# START OF LISTING

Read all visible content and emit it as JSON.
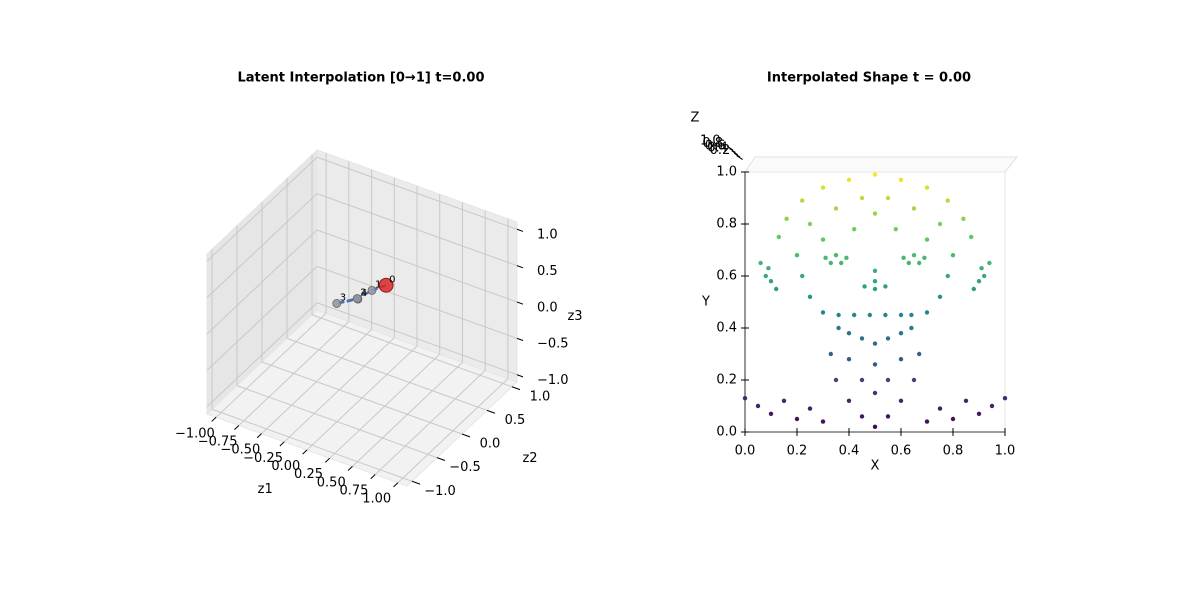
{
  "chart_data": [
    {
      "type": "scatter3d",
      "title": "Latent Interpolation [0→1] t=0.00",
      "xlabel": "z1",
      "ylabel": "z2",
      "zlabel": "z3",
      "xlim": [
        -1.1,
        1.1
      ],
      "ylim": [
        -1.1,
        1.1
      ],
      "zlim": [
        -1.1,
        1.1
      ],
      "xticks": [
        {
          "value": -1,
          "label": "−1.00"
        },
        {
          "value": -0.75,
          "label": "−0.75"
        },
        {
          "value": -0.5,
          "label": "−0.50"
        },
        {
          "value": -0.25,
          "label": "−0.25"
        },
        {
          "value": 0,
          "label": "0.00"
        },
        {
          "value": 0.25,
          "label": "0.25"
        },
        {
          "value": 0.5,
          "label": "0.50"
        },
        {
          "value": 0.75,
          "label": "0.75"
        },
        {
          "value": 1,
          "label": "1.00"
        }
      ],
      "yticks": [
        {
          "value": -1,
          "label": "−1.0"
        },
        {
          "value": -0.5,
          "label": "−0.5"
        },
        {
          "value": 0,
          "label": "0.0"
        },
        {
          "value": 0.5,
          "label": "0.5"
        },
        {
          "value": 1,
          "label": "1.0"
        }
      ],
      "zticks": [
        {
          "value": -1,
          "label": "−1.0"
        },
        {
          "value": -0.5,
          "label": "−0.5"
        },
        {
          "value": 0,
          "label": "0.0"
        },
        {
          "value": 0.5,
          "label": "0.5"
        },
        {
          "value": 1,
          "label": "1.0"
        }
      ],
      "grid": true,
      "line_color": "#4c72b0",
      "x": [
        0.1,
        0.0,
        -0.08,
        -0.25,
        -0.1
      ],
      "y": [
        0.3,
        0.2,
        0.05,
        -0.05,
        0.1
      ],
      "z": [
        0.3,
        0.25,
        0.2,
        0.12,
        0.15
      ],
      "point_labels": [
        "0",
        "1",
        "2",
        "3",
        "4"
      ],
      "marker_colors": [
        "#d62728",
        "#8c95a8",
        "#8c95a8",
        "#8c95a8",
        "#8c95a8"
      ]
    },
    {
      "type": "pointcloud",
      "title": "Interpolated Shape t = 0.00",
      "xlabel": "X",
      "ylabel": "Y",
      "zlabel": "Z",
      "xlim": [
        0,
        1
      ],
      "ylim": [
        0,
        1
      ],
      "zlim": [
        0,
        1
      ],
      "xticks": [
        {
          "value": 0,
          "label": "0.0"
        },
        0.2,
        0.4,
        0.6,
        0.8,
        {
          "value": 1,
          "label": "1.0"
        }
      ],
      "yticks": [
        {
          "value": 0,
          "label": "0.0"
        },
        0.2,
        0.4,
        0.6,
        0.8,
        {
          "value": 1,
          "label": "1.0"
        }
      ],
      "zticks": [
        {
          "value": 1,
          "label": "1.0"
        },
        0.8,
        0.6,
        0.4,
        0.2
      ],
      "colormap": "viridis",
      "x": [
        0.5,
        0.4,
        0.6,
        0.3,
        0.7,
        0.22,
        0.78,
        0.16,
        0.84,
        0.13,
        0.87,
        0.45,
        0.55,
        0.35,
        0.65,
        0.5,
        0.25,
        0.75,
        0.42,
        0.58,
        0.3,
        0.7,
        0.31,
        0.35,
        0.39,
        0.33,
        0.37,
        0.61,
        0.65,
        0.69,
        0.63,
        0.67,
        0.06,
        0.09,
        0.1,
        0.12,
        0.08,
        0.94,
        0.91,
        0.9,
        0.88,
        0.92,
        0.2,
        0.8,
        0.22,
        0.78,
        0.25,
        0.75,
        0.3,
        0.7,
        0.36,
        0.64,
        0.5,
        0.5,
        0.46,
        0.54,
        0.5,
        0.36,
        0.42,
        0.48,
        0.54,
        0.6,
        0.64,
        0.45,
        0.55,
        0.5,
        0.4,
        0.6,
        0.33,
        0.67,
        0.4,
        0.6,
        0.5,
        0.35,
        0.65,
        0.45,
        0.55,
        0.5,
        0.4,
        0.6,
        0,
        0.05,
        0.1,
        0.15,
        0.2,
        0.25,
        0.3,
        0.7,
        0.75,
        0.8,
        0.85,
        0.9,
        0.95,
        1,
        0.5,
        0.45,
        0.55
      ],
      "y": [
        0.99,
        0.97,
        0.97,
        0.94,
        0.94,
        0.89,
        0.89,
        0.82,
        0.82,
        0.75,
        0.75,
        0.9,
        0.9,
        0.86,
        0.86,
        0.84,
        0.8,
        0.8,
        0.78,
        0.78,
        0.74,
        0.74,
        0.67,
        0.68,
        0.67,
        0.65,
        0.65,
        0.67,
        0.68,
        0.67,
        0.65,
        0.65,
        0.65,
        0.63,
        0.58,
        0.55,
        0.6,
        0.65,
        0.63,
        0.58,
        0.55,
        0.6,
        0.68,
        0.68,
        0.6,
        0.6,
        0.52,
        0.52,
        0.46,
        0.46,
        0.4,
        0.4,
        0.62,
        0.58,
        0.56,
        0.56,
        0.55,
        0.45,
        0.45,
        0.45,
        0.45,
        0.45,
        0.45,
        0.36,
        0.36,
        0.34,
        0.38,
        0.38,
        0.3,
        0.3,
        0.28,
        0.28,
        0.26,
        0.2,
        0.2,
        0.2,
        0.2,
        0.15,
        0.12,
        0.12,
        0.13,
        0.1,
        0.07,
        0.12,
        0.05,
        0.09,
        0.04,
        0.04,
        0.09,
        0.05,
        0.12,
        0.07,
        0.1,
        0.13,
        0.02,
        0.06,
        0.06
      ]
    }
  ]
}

# END OF LISTING
# START OF LISTING

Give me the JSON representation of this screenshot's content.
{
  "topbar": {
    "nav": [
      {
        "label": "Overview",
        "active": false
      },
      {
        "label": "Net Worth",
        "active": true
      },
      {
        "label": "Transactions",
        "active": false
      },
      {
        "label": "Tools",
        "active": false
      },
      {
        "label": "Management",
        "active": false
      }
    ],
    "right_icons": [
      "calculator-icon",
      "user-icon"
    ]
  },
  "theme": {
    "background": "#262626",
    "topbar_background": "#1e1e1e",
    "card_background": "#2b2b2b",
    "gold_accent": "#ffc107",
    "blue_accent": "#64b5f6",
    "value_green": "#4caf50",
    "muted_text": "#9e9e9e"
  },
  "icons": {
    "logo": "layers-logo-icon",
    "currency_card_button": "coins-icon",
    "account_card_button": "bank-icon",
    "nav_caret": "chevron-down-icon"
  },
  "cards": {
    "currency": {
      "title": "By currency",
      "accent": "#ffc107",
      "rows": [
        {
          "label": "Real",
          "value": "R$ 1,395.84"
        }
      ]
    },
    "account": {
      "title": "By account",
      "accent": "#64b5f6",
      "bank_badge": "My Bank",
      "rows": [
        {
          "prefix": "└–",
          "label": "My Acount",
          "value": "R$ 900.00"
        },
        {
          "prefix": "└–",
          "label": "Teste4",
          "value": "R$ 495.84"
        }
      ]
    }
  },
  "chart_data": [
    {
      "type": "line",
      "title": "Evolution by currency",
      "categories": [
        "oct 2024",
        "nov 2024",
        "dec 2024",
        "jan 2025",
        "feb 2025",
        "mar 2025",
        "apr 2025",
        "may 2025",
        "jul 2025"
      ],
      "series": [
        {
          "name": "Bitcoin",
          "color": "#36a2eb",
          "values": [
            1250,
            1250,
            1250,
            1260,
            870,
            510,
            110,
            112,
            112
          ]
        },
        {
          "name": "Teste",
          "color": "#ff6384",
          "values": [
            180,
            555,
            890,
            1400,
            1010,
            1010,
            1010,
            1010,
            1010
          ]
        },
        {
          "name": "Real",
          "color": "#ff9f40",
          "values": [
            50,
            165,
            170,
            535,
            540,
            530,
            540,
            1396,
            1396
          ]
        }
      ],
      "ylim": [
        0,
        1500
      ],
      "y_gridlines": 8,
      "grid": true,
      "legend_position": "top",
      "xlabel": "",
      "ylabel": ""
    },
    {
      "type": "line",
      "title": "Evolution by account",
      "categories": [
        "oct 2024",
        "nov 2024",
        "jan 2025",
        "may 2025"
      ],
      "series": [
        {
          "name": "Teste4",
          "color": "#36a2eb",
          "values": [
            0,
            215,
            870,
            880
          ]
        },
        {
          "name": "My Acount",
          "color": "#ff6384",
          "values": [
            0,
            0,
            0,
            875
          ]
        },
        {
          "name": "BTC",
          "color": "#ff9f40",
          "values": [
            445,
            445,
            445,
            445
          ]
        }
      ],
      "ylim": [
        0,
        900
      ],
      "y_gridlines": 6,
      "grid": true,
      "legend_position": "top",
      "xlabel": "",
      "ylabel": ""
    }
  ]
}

# END OF LISTING

● **GIVEN TASK**
Go through the material and copy out every line with "JSON" in it.

● **WRITTEN RESPONSE**
Read all visible content and emit it as JSON.
Give me the JSON representation of this screenshot's content.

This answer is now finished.